# [Exercise objective]
Go through the records and show each line where the word "angle" occurs.

# [Data listing]
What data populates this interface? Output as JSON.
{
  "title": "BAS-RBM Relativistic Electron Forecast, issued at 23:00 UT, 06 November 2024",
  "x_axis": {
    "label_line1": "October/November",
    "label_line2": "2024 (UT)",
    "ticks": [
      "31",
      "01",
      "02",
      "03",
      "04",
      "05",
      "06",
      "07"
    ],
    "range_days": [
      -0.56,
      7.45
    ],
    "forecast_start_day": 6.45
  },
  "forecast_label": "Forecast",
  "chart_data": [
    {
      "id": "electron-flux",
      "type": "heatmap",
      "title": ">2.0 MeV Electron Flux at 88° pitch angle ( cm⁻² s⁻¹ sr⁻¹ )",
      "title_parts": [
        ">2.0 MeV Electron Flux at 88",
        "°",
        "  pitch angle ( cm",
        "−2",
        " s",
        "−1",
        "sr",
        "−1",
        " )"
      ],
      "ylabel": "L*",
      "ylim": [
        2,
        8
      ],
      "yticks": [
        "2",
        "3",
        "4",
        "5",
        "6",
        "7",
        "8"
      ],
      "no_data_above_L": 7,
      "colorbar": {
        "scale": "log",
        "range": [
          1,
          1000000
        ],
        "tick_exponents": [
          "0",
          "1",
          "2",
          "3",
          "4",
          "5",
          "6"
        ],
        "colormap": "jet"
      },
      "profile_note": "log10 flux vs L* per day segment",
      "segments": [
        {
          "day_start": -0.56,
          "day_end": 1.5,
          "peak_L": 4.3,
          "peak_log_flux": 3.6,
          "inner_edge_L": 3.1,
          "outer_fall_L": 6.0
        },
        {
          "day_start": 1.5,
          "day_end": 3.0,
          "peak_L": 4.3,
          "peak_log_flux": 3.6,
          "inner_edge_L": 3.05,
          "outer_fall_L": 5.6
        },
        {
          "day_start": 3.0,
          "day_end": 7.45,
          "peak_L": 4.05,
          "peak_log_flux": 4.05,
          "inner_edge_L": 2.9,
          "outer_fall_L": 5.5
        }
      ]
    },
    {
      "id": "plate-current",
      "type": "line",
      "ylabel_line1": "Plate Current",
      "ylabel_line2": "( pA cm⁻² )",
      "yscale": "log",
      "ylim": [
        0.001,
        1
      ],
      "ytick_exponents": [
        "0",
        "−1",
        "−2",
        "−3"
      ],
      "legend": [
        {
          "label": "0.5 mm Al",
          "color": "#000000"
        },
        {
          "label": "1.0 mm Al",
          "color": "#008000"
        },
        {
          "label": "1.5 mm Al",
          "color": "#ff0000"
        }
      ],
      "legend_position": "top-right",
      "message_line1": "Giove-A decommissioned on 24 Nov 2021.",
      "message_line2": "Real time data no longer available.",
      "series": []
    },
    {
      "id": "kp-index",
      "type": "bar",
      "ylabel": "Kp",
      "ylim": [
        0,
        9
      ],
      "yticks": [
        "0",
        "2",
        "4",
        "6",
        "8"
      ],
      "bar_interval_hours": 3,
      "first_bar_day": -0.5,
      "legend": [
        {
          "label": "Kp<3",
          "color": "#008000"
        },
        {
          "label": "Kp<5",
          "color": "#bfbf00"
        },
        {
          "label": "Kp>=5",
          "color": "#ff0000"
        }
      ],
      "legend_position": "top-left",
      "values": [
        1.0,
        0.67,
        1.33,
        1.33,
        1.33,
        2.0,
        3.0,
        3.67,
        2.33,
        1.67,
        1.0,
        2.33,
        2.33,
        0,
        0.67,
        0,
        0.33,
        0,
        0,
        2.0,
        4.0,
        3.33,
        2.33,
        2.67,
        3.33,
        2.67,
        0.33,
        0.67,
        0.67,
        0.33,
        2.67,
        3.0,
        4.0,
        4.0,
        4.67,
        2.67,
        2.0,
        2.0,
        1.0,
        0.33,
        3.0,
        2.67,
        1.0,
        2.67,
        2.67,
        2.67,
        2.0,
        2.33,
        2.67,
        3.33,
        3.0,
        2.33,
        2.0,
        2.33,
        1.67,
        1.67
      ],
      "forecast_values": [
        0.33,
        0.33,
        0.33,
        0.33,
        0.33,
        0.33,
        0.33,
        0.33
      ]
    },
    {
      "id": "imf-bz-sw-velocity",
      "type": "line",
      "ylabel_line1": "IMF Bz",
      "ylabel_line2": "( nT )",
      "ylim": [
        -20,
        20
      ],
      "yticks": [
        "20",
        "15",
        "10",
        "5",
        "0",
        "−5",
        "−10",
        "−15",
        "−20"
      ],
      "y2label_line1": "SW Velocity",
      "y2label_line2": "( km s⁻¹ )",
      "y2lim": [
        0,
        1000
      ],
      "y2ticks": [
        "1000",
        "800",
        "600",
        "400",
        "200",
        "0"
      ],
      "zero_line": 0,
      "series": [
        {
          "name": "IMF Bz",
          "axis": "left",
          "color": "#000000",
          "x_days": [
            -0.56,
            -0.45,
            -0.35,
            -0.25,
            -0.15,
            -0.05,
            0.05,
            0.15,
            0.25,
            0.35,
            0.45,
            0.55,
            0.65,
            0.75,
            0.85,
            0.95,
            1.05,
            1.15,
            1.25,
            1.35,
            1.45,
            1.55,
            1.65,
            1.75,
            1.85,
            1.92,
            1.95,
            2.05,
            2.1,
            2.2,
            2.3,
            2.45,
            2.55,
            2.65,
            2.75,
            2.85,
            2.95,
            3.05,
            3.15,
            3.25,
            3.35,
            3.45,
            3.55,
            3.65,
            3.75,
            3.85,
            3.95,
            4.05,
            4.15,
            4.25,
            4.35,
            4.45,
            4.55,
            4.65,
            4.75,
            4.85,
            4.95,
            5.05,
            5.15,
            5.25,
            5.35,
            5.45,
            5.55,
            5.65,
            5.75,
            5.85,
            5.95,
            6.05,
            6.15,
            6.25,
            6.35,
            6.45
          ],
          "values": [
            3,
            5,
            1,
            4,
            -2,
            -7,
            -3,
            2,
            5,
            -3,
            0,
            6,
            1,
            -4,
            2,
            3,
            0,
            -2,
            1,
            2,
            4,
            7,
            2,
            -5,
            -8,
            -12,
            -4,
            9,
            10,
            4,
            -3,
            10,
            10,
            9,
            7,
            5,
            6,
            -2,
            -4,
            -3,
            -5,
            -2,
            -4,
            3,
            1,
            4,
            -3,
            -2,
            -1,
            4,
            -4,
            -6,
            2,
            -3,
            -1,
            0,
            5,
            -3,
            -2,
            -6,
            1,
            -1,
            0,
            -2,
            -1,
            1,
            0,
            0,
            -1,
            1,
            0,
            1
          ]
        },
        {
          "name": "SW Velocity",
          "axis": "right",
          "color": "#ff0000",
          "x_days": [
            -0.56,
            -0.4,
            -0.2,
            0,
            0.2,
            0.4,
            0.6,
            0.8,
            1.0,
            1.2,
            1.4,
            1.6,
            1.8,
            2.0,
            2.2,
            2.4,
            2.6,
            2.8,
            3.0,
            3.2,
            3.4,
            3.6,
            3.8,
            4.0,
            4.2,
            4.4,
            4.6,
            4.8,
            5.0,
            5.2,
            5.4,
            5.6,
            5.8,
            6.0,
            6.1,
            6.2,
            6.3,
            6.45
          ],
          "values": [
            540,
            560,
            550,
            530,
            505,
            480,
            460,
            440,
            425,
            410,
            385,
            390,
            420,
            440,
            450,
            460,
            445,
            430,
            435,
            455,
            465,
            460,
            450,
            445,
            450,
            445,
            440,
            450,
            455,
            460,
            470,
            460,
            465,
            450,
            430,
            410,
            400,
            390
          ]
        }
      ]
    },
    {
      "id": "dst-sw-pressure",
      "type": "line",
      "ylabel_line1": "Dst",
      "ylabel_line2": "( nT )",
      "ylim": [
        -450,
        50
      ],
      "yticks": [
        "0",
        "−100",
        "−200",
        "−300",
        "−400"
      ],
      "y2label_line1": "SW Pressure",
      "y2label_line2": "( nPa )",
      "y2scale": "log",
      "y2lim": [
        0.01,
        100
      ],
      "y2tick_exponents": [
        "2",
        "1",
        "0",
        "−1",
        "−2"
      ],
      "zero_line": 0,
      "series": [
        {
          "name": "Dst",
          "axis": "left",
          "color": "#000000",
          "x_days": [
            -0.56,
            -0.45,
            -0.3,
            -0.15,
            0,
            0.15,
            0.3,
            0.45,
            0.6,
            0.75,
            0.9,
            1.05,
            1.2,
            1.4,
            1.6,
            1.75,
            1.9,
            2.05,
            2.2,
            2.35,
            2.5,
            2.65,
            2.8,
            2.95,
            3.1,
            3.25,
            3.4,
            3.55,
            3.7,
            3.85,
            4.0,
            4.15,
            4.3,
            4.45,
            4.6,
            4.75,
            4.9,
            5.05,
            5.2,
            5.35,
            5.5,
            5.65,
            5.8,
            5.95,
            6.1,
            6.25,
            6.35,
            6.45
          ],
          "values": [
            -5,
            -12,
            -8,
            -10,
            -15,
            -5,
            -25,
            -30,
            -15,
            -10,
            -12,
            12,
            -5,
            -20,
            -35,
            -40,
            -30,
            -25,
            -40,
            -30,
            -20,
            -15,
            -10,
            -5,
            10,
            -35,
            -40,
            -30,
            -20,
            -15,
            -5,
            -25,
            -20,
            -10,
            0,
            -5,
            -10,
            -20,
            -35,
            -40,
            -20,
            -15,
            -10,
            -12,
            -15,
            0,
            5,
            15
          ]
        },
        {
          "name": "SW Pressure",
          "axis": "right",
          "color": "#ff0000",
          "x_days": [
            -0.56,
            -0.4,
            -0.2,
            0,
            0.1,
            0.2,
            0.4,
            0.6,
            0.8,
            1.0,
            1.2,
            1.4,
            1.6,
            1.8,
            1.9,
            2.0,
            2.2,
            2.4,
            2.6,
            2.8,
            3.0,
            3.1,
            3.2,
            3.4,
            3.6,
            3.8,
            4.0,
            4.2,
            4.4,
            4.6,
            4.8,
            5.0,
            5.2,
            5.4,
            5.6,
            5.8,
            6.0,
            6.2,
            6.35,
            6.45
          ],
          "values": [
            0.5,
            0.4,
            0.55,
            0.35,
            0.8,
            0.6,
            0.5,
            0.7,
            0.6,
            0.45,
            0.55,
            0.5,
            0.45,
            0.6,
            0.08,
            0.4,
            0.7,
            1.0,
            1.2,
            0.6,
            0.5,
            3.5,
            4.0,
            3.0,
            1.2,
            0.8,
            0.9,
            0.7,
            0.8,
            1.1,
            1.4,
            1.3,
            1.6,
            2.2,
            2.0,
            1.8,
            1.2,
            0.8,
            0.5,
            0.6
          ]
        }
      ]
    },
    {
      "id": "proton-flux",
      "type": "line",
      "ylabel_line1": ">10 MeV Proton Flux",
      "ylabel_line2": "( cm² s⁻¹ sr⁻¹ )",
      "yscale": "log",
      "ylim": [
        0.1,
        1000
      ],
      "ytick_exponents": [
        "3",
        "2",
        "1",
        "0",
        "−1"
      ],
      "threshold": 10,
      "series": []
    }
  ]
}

# [Task output]
      "title": ">2.0 MeV Electron Flux at 88° pitch angle ( cm⁻² s⁻¹ sr⁻¹ )",
        "  pitch angle ( cm",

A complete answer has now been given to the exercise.